Reproduce the records below in full and without edits, omitting images.
*** Provided data ***
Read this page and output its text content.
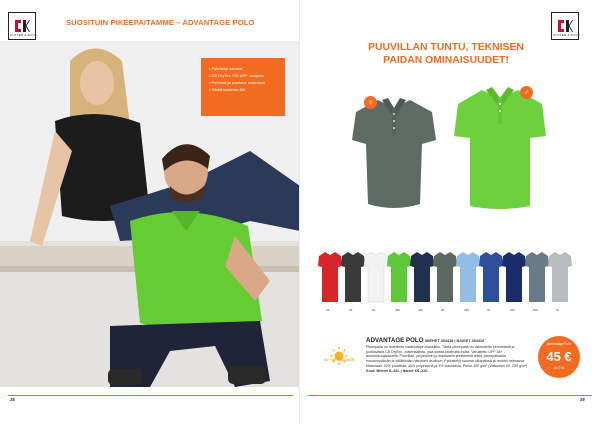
CUTTER & BUCK
SUOSITUIN PIKEEPAITAMME – ADVANTAGE POLO
• Pyöritetyt saumat
• CB DryTec +35 UPF -suojaus
• Pehmeä ja joustava materiaali
• Siistiä kasteuta &lit
28
CUTTER & BUCK
PUUVILLAN TUNTU, TEKNISEN
PAIDAN OMINAISUUDET!
♀
♂
35	99	00	480	465	95	289	25	252	800	97
UV +35 SUOJAUS
ADVANTAGE POLO MIEHET 354418 | NAISET 354419

Pikeepaita on todellinen vaatekaapin klassikko. Tämä pikeepaita on valmistettu pehmeästä ja joustavasta CB DryTec -materiaalista, joka siirtää kosteutta iholta. Varustettu UPF 35+ -aurinkosuojauksella. Puuvillan, polyesterin ja elastaanin yhdistelmä tekee pikeepaidasta muodonpitävän ja väliittömän näköisen asuiluun. Pyöristetyt saumat olkapäissä ja reuhmi helmassa. Materiaali: 52% puuvillaa, 45% polyesteriä ja 3% elastaania. Paino 190 g/m² (Valkoinen 00, 235 g/m²)

Koot: Miehet S–4XL | Naiset XS–XXL

Advantage Polo
45 €
alv 0 %
29
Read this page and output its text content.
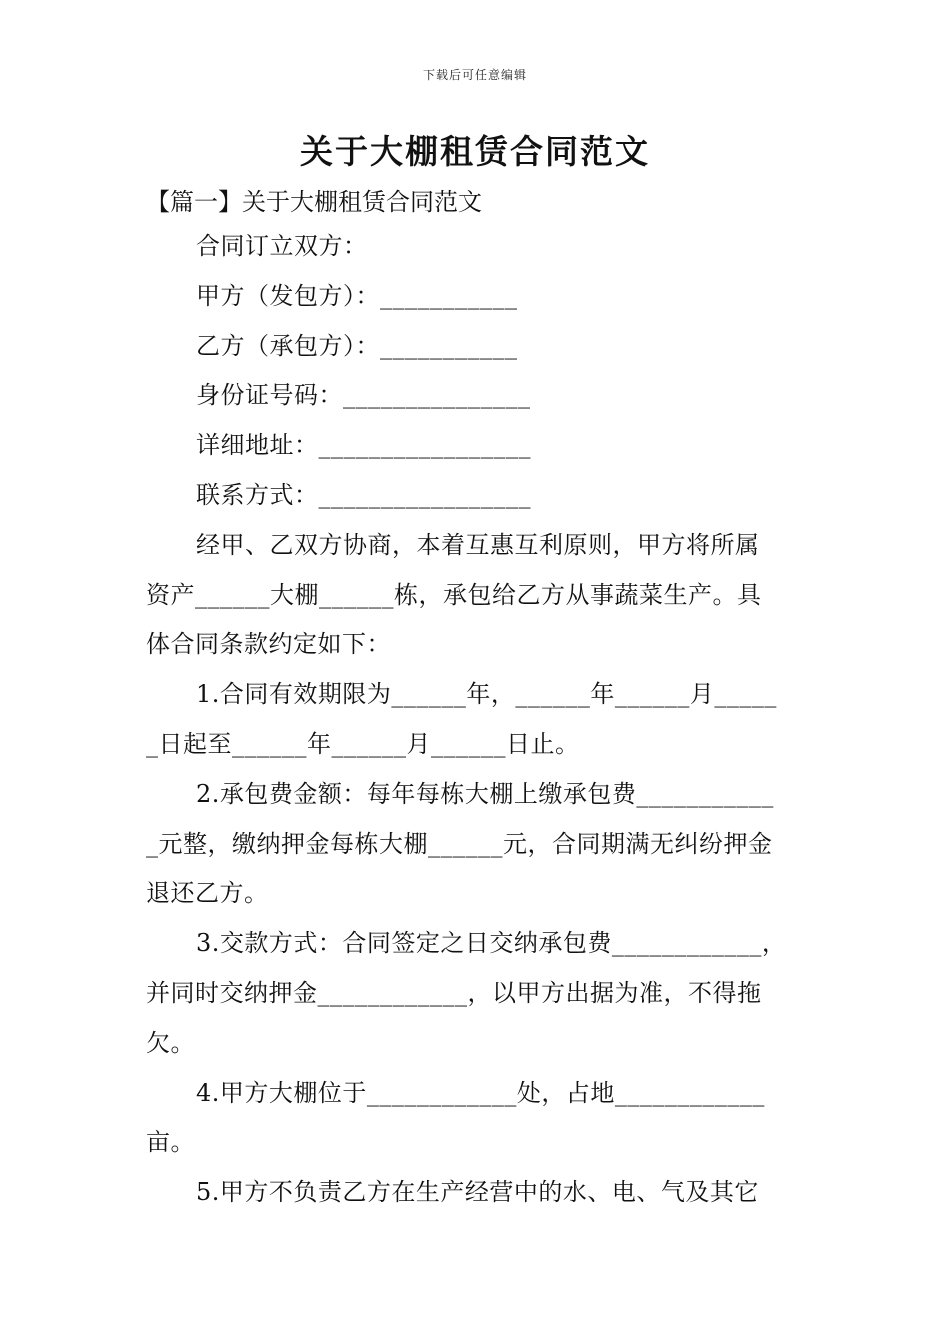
下载后可任意编辑
关于大棚租赁合同范文
【篇一】关于大棚租赁合同范文
合同订立双方：
甲方（发包方）：___________
乙方（承包方）：___________
身份证号码：_______________
详细地址：_________________
联系方式：_________________
经甲、乙双方协商，本着互惠互利原则，甲方将所属
资产______大棚______栋，承包给乙方从事蔬菜生产。具
体合同条款约定如下：
1.合同有效期限为______年，______年______月_____
_日起至______年______月______日止。
2.承包费金额：每年每栋大棚上缴承包费___________
_元整，缴纳押金每栋大棚______元，合同期满无纠纷押金
退还乙方。
3.交款方式：合同签定之日交纳承包费____________，
并同时交纳押金____________，以甲方出据为准，不得拖
欠。
4.甲方大棚位于____________处，占地____________
亩。
5.甲方不负责乙方在生产经营中的水、电、气及其它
***
#### [Task result]
Read this page and output its text content.
CUTTER & BUCK
SUOSITUIN PIKEEPAITAMME – ADVANTAGE POLO
• Pyöritetyt saumat
• CB DryTec +35 UPF -suojaus
• Pehmeä ja joustava materiaali
• Siistiä kasteuta &lit
28
CUTTER & BUCK
PUUVILLAN TUNTU, TEKNISEN
PAIDAN OMINAISUUDET!
♀
♂
35	99	00	480	465	95	289	25	252	800	97
UV +35 SUOJAUS
ADVANTAGE POLO MIEHET 354418 | NAISET 354419

Pikeepaita on todellinen vaatekaapin klassikko. Tämä pikeepaita on valmistettu pehmeästä ja joustavasta CB DryTec -materiaalista, joka siirtää kosteutta iholta. Varustettu UPF 35+ -aurinkosuojauksella. Puuvillan, polyesterin ja elastaanin yhdistelmä tekee pikeepaidasta muodonpitävän ja väliittömän näköisen asuiluun. Pyöristetyt saumat olkapäissä ja reuhmi helmassa. Materiaali: 52% puuvillaa, 45% polyesteriä ja 3% elastaania. Paino 190 g/m² (Valkoinen 00, 235 g/m²)

Koot: Miehet S–4XL | Naiset XS–XXL

Advantage Polo
45 €
alv 0 %
29
Read this page and output its text content.
下载后可任意编辑
关于大棚租赁合同范文
【篇一】关于大棚租赁合同范文
合同订立双方：
甲方（发包方）：___________
乙方（承包方）：___________
身份证号码：_______________
详细地址：_________________
联系方式：_________________
经甲、乙双方协商，本着互惠互利原则，甲方将所属
资产______大棚______栋，承包给乙方从事蔬菜生产。具
体合同条款约定如下：
1.合同有效期限为______年，______年______月_____
_日起至______年______月______日止。
2.承包费金额：每年每栋大棚上缴承包费___________
_元整，缴纳押金每栋大棚______元，合同期满无纠纷押金
退还乙方。
3.交款方式：合同签定之日交纳承包费____________，
并同时交纳押金____________，以甲方出据为准，不得拖
欠。
4.甲方大棚位于____________处，占地____________
亩。
5.甲方不负责乙方在生产经营中的水、电、气及其它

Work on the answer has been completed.